Si los recortes en salud y educación, y la precarización del mercado laboral derivados de la crisis cerraron las oportunidades a las camadas de jóvenes nacidos en la España del Cambio en los años 80, la corrupción erosionó de manera severa la confianza en la clase política, que en teoría era la encargada de sacar al país de las turbulencias. La crisis  provocó lo que Krugman llama expectativas menguantes, y la corrupción fue la llamarada que prendió en el páramo de los principales damnificados.

Una publicación reciente (“La perestroika de Felipe VI”), reseñada por Ignacio Torreblanca, columnista de El País, ha subrayado el factor demográfico como el origen de la transformación que está viviendo España. Clasifica las generaciones españolas en cuatro categorías: los niños de la guerra civil nacidos antes de 1938 y que representan el 12% de la población; los niños de la autarquía, nacidos entre 1939 y 1959 que representan el 25%; los reformistas nacidos entre 1959 y 1973  que son el 28%; y los ciudadanos nuevos nacidos después de 1974, que son el 35%.

DATOS EXTRAÍDOS:
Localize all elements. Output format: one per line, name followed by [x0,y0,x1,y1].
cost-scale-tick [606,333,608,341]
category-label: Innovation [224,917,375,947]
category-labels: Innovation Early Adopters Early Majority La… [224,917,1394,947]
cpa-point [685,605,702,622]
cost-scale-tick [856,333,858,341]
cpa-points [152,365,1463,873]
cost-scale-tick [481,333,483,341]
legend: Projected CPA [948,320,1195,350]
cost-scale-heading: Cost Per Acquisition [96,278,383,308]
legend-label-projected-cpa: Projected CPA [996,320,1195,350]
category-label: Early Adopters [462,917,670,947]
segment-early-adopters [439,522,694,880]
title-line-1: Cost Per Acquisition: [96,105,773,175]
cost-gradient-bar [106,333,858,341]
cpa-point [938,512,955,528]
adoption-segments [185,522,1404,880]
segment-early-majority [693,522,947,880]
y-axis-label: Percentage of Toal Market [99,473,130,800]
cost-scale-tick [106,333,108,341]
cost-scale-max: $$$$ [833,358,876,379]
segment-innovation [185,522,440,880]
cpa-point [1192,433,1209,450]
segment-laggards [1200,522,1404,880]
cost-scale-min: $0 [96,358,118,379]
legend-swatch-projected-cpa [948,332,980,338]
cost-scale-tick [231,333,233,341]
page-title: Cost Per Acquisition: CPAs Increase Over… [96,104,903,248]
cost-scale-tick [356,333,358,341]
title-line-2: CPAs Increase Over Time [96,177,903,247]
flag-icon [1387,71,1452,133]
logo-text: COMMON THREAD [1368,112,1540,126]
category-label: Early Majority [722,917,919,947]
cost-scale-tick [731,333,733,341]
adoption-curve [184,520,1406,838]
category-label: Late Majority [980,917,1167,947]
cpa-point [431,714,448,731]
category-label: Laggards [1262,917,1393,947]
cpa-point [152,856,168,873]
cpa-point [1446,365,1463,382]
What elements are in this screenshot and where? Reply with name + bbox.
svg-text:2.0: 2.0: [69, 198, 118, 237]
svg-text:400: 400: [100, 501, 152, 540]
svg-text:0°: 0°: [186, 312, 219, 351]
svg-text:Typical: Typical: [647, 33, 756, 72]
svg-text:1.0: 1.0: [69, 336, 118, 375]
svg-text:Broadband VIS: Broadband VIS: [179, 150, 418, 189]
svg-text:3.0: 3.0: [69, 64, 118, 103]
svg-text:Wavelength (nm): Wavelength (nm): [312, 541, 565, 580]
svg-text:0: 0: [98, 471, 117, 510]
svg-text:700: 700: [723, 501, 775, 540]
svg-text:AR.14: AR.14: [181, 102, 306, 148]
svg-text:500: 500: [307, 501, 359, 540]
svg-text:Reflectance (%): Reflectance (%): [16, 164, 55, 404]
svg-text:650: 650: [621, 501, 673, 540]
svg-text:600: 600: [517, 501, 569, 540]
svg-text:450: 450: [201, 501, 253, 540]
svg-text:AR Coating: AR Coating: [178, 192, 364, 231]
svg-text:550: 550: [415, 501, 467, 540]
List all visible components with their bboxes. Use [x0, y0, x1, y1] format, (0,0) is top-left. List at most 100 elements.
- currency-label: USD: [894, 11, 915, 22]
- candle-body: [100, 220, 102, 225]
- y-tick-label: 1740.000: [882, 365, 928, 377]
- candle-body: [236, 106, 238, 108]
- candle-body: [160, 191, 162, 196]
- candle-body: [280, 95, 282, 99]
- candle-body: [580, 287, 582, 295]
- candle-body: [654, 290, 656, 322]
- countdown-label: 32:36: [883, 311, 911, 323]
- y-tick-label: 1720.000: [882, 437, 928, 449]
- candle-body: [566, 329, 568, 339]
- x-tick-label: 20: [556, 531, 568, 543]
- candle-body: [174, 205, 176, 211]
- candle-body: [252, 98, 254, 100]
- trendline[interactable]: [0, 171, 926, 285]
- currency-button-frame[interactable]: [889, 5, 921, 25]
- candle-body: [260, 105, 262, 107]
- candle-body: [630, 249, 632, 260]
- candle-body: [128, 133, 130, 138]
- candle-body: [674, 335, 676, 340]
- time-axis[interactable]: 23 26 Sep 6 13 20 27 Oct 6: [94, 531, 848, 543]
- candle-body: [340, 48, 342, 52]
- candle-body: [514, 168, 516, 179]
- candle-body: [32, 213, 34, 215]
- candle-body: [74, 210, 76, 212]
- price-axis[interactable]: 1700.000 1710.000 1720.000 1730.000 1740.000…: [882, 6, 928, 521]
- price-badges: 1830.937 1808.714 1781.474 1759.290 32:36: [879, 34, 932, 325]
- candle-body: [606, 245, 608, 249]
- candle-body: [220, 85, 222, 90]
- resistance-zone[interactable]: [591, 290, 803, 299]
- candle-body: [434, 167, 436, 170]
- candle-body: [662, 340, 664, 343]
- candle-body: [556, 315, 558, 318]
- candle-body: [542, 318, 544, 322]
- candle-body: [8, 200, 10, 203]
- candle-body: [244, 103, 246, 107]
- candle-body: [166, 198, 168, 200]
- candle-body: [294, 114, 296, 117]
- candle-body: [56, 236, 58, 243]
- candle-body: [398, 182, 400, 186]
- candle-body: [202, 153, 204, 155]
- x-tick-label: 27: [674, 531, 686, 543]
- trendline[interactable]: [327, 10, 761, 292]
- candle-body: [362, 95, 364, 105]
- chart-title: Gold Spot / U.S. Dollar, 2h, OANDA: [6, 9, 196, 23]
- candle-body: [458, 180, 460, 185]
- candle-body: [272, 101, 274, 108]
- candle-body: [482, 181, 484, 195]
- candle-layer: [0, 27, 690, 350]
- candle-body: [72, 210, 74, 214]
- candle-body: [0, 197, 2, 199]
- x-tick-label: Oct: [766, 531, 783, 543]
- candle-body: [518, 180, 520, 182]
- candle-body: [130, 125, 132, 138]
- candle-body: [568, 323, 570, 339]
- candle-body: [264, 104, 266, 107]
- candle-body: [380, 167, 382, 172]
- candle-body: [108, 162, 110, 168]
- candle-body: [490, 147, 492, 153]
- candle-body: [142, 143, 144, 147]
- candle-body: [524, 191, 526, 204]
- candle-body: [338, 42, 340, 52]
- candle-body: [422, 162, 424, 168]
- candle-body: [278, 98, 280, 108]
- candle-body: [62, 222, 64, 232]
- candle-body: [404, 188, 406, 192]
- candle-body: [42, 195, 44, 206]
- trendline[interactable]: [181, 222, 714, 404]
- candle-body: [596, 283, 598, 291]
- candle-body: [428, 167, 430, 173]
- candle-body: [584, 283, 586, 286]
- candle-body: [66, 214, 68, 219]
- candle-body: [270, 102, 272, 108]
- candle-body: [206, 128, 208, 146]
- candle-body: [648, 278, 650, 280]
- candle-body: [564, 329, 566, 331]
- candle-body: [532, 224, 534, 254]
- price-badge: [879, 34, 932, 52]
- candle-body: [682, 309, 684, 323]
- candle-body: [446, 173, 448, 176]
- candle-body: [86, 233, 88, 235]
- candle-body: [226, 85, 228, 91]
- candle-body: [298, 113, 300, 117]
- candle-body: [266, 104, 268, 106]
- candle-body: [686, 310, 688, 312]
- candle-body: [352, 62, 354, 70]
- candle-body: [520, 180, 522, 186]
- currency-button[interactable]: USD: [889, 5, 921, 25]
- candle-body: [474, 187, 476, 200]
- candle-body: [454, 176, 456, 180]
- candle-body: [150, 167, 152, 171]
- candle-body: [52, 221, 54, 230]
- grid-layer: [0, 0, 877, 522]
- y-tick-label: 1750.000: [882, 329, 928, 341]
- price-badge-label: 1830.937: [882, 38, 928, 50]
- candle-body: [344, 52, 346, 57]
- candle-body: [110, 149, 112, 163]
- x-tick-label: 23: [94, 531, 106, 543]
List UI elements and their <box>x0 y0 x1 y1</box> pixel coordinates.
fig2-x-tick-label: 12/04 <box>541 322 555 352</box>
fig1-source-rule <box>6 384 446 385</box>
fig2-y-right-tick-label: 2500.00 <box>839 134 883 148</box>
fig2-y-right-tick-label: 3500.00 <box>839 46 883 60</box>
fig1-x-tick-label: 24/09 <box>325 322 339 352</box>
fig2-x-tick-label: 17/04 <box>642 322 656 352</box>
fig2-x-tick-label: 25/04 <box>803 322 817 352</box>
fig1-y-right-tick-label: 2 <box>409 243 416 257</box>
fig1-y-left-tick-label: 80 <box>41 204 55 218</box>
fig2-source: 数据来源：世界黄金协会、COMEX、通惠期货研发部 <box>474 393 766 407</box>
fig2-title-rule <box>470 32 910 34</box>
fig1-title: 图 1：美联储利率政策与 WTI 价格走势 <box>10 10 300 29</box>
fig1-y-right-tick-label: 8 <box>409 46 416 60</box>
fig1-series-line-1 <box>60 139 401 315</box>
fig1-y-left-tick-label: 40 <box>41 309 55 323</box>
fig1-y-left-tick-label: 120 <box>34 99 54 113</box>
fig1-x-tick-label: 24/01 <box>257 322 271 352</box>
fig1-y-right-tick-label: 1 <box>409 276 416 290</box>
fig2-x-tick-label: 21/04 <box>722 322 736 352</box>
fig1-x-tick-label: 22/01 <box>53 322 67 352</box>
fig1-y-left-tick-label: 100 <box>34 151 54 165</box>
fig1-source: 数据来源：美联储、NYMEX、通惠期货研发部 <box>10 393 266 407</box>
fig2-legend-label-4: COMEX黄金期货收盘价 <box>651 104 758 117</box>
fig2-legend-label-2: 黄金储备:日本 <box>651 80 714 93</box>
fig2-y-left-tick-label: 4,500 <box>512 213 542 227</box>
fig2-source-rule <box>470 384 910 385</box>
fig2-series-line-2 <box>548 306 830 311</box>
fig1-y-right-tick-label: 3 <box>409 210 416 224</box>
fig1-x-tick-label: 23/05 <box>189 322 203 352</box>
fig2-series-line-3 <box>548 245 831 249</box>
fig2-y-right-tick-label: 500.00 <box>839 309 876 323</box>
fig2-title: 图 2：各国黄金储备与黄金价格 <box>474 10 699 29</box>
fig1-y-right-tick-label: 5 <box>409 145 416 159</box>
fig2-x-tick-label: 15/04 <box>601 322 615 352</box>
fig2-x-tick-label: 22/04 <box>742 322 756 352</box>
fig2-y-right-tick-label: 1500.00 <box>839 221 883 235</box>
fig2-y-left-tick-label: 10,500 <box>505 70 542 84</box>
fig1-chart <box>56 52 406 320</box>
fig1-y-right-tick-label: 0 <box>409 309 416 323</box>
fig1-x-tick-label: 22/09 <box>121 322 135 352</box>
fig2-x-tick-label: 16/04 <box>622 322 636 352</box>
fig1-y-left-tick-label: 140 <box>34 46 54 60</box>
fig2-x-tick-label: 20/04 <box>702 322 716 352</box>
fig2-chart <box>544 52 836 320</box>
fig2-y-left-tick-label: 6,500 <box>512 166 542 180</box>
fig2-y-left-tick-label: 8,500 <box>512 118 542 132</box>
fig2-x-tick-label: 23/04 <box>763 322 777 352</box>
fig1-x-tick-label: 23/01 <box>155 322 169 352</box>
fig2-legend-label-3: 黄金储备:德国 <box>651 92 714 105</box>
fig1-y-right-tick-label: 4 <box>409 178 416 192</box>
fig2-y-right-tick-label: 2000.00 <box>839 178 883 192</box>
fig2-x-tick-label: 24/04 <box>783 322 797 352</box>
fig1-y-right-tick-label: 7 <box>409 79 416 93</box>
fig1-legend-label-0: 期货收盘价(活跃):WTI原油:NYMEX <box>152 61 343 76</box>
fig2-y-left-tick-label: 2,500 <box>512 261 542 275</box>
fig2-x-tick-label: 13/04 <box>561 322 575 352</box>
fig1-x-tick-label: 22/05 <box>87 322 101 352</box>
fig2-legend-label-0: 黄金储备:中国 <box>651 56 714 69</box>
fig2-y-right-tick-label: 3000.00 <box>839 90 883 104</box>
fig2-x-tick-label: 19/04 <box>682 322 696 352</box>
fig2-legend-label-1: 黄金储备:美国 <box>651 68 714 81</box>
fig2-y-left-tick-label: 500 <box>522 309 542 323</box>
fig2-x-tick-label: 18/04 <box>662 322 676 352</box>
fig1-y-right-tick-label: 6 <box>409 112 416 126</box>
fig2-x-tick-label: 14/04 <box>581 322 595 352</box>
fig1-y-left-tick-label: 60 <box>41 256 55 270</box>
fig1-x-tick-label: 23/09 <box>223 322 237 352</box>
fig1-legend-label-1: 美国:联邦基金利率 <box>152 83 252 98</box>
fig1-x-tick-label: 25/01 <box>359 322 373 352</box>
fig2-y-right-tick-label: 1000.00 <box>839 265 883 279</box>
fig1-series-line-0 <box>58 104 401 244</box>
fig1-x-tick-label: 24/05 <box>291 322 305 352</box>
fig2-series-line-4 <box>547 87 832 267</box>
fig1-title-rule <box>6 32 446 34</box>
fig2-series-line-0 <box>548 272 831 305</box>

DESAFÍOS:
1. En el texto sobre las generaciones en España, ¿qué parte de la población son los reformistas?
2. Reproduce tal cual, del texto sobre las generaciones en España, el tramo que va desde "Si los recortes" hasta "los principales damnificados.".
3. Sigue escribiendo el texto sobre las generaciones en España a partir de donde se corta.

LAS RESPUESTAS:
1. Son el 28% de la población.

2.
Si los recortes en salud y educación, y la precarización del mercado laboral derivados de la crisis cerraron las oportunidades a las camadas de jóvenes nacidos en la España del Cambio en los años 80, la corrupción erosionó de manera severa la confianza en la clase política, que en teoría era la encargada de sacar al país de las turbulencias. La crisis  provocó lo que Krugman llama expectativas menguantes, y la corrupción fue la llamarada que prendió en el páramo de los principales damnificados.

3.
A juzgar por la edad de los participantes del Movimiento 15 M -llamado así por el 15 de mayo de 2011, cuando estalló la protesta de los indignados- las últimas dos generaciones confluyeron en la revuelta contra la clase política que lejos de representar las demandas y distribuir equitativamente los costos de la crisis, se encorsetó en sus luchas por el poder y mutiló las oportunidades que ofrecía el Estado de bienestar con el consecuente incremento de la desigualdad social.


¿Quién es este segmento de la población entre 57 y  18 años? Por un lado personas que vivieron el cambio de régimen del franquismo a la democracia y que maduraron en el reflorecimiento de las libertades; profesionales o gente con formación que pasó a engrosar la clase media aprovechando el desarrollo que experimentó el país tras el ingreso a la Unión Europea. En síntesis, personas que tenían la certeza de que vivirían mejor que sus padres.  La otra parte son en su mayoría hijos de los anteriores, jóvenes con altos niveles de formación; europeos por sus estándares de vida, criados en un continente sin fronteras, con dominio de idiomas extranjeros, fogueados en las movilizaciones contra la guerra en Irak y, por supuesto, con expectativas de vivir mejor que sus progenitores.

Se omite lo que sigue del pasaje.